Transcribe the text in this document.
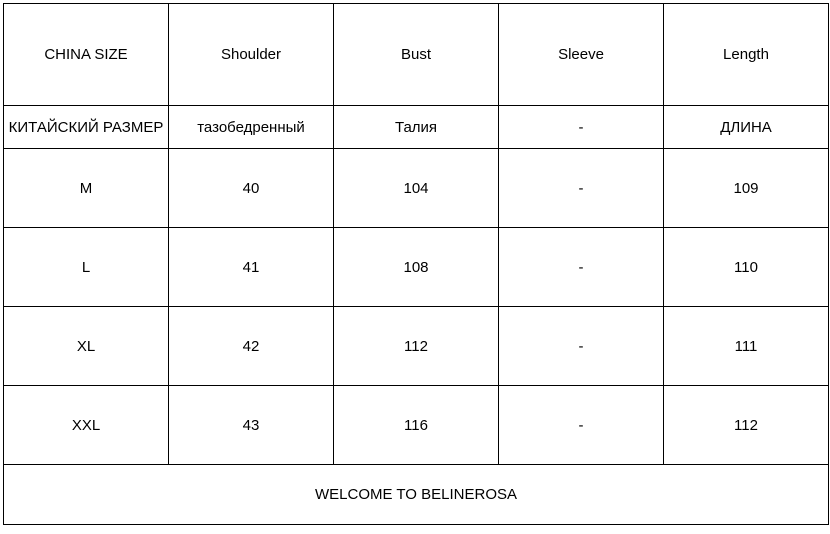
CHINA SIZE	Shoulder	Bust	Sleeve	Length
КИТАЙСКИЙ РАЗМЕР	тазобедренный	Талия	-	ДЛИНА
M	40	104	-	109
L	41	108	-	110
XL	42	112	-	111
XXL	43	116	-	112
WELCOME TO BELINEROSA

☆ ☆ ☆

Task details: Make an exact copy of the whole listing, but don't bring over any pictures.

The completed task:
Transcribe the text in this document.
CHINA SIZE	Shoulder	Bust	Sleeve	Length
КИТАЙСКИЙ РАЗМЕР	тазобедренный	Талия	-	ДЛИНА
M	40	104	-	109
L	41	108	-	110
XL	42	112	-	111
XXL	43	116	-	112
WELCOME TO BELINEROSA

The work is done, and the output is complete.